● **Problem details**
Output the full listing below exactly as it reads, and skip anything that is a picture.

● **Dataset rows**
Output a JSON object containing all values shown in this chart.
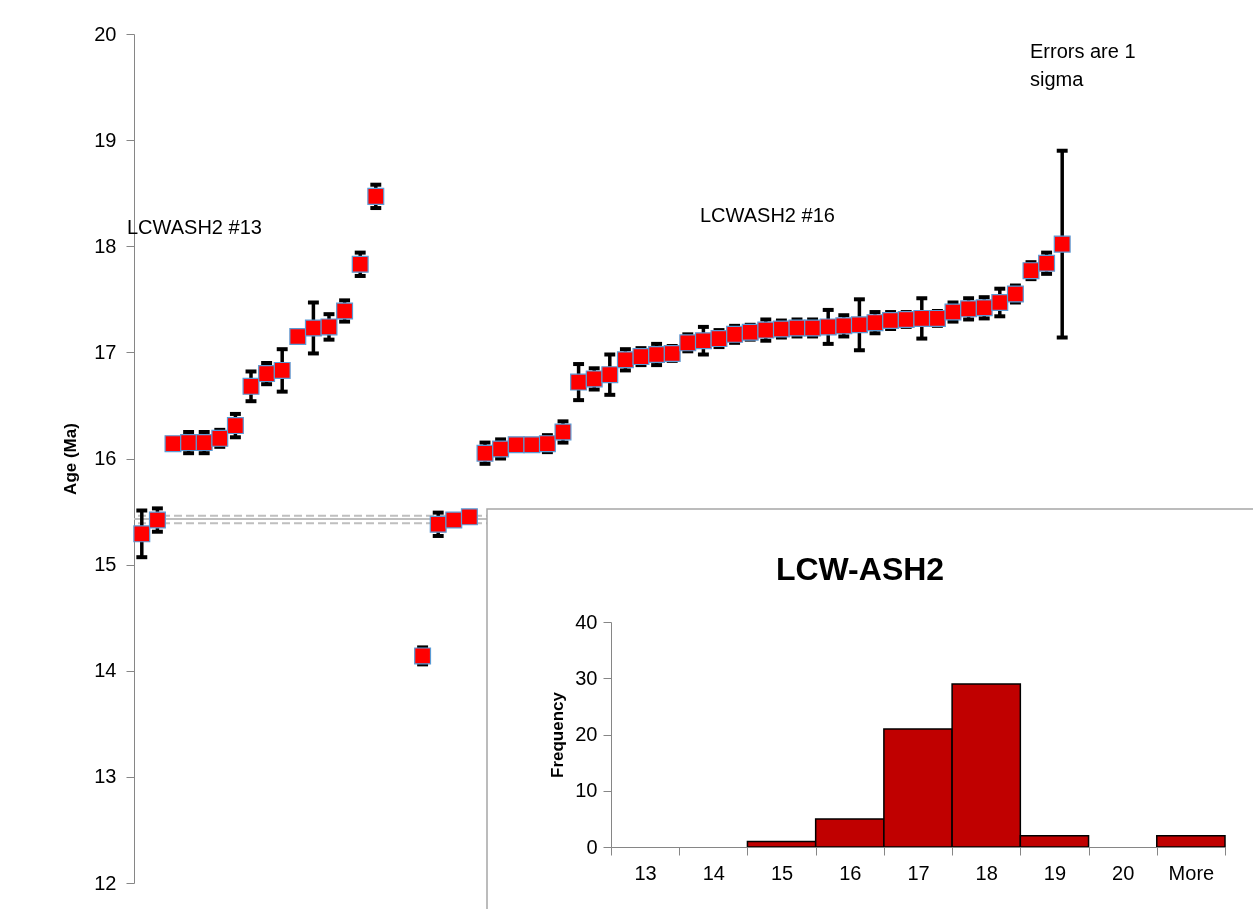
{
  "chart_data": [
    {
      "type": "scatter",
      "ylabel": "Age (Ma)",
      "ylim": [
        12,
        20
      ],
      "yticks": [
        12,
        13,
        14,
        15,
        16,
        17,
        18,
        19,
        20
      ],
      "marker": "square",
      "categories": [
        null,
        null,
        null,
        null,
        null,
        null,
        null,
        null,
        null,
        null,
        null,
        null,
        null,
        null,
        null,
        null,
        null,
        null,
        null,
        null,
        null,
        null,
        null,
        null,
        null,
        null,
        null,
        null,
        null,
        null,
        null,
        null,
        null,
        null,
        null,
        null,
        null,
        null,
        null,
        null,
        null,
        null,
        null,
        null,
        null,
        null,
        null,
        null,
        null,
        null,
        null,
        null,
        null,
        null,
        null,
        null,
        null,
        null,
        null,
        null
      ],
      "series": [
        {
          "color": "#ff0000",
          "values": [
            15.29,
            15.42,
            16.14,
            16.15,
            16.15,
            16.19,
            16.31,
            16.68,
            16.8,
            16.83,
            17.15,
            17.23,
            17.24,
            17.39,
            17.83,
            18.47,
            null,
            null,
            14.14,
            15.38,
            15.42,
            15.45,
            16.05,
            16.09,
            16.13,
            16.13,
            16.14,
            16.25,
            16.72,
            16.75,
            16.79,
            16.93,
            16.96,
            16.98,
            16.99,
            17.09,
            17.11,
            17.13,
            17.17,
            17.19,
            17.21,
            17.22,
            17.23,
            17.23,
            17.24,
            17.25,
            17.26,
            17.28,
            17.3,
            17.31,
            17.32,
            17.32,
            17.38,
            17.41,
            17.42,
            17.47,
            17.55,
            17.77,
            17.84,
            18.02
          ],
          "errors": [
            0.22,
            0.11,
            null,
            0.1,
            0.1,
            0.08,
            0.11,
            0.14,
            0.1,
            0.2,
            null,
            0.24,
            0.12,
            0.1,
            0.11,
            0.11,
            null,
            null,
            0.08,
            0.11,
            null,
            null,
            0.1,
            0.09,
            null,
            null,
            0.08,
            0.1,
            0.17,
            0.1,
            0.19,
            0.1,
            0.08,
            0.1,
            0.07,
            0.08,
            0.13,
            0.08,
            0.08,
            0.07,
            0.1,
            0.08,
            0.08,
            0.08,
            0.16,
            0.1,
            0.24,
            0.1,
            0.08,
            0.07,
            0.19,
            0.07,
            0.09,
            0.1,
            0.1,
            0.13,
            0.08,
            0.08,
            0.1,
            0.88
          ]
        }
      ],
      "ref_lines": [
        {
          "axis": "y",
          "value": 15.46,
          "color": "#bfbfbf",
          "line_style": "dashed"
        },
        {
          "axis": "y",
          "value": 15.43,
          "color": "#bfbfbf",
          "line_style": "solid"
        },
        {
          "axis": "y",
          "value": 15.39,
          "color": "#bfbfbf",
          "line_style": "dashed"
        }
      ],
      "annotations": [
        "LCWASH2 #13",
        "LCWASH2 #16",
        "Errors are 1 sigma"
      ]
    },
    {
      "type": "bar",
      "title": "LCW-ASH2",
      "ylabel": "Frequency",
      "categories": [
        "13",
        "14",
        "15",
        "16",
        "17",
        "18",
        "19",
        "20",
        "More"
      ],
      "values": [
        0,
        0,
        1,
        5,
        21,
        29,
        2,
        0,
        2
      ],
      "color": "#c00000",
      "ylim": [
        0,
        40
      ],
      "yticks": [
        0,
        10,
        20,
        30,
        40
      ]
    }
  ]
}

● **Response to this task**
Output a JSON object containing all values shown in this chart.
{
  "chart_data": [
    {
      "type": "scatter",
      "ylabel": "Age (Ma)",
      "ylim": [
        12,
        20
      ],
      "yticks": [
        12,
        13,
        14,
        15,
        16,
        17,
        18,
        19,
        20
      ],
      "marker": "square",
      "categories": [
        null,
        null,
        null,
        null,
        null,
        null,
        null,
        null,
        null,
        null,
        null,
        null,
        null,
        null,
        null,
        null,
        null,
        null,
        null,
        null,
        null,
        null,
        null,
        null,
        null,
        null,
        null,
        null,
        null,
        null,
        null,
        null,
        null,
        null,
        null,
        null,
        null,
        null,
        null,
        null,
        null,
        null,
        null,
        null,
        null,
        null,
        null,
        null,
        null,
        null,
        null,
        null,
        null,
        null,
        null,
        null,
        null,
        null,
        null,
        null
      ],
      "series": [
        {
          "color": "#ff0000",
          "values": [
            15.29,
            15.42,
            16.14,
            16.15,
            16.15,
            16.19,
            16.31,
            16.68,
            16.8,
            16.83,
            17.15,
            17.23,
            17.24,
            17.39,
            17.83,
            18.47,
            null,
            null,
            14.14,
            15.38,
            15.42,
            15.45,
            16.05,
            16.09,
            16.13,
            16.13,
            16.14,
            16.25,
            16.72,
            16.75,
            16.79,
            16.93,
            16.96,
            16.98,
            16.99,
            17.09,
            17.11,
            17.13,
            17.17,
            17.19,
            17.21,
            17.22,
            17.23,
            17.23,
            17.24,
            17.25,
            17.26,
            17.28,
            17.3,
            17.31,
            17.32,
            17.32,
            17.38,
            17.41,
            17.42,
            17.47,
            17.55,
            17.77,
            17.84,
            18.02
          ],
          "errors": [
            0.22,
            0.11,
            null,
            0.1,
            0.1,
            0.08,
            0.11,
            0.14,
            0.1,
            0.2,
            null,
            0.24,
            0.12,
            0.1,
            0.11,
            0.11,
            null,
            null,
            0.08,
            0.11,
            null,
            null,
            0.1,
            0.09,
            null,
            null,
            0.08,
            0.1,
            0.17,
            0.1,
            0.19,
            0.1,
            0.08,
            0.1,
            0.07,
            0.08,
            0.13,
            0.08,
            0.08,
            0.07,
            0.1,
            0.08,
            0.08,
            0.08,
            0.16,
            0.1,
            0.24,
            0.1,
            0.08,
            0.07,
            0.19,
            0.07,
            0.09,
            0.1,
            0.1,
            0.13,
            0.08,
            0.08,
            0.1,
            0.88
          ]
        }
      ],
      "ref_lines": [
        {
          "axis": "y",
          "value": 15.46,
          "color": "#bfbfbf",
          "line_style": "dashed"
        },
        {
          "axis": "y",
          "value": 15.43,
          "color": "#bfbfbf",
          "line_style": "solid"
        },
        {
          "axis": "y",
          "value": 15.39,
          "color": "#bfbfbf",
          "line_style": "dashed"
        }
      ],
      "annotations": [
        "LCWASH2 #13",
        "LCWASH2 #16",
        "Errors are 1 sigma"
      ]
    },
    {
      "type": "bar",
      "title": "LCW-ASH2",
      "ylabel": "Frequency",
      "categories": [
        "13",
        "14",
        "15",
        "16",
        "17",
        "18",
        "19",
        "20",
        "More"
      ],
      "values": [
        0,
        0,
        1,
        5,
        21,
        29,
        2,
        0,
        2
      ],
      "color": "#c00000",
      "ylim": [
        0,
        40
      ],
      "yticks": [
        0,
        10,
        20,
        30,
        40
      ]
    }
  ]
}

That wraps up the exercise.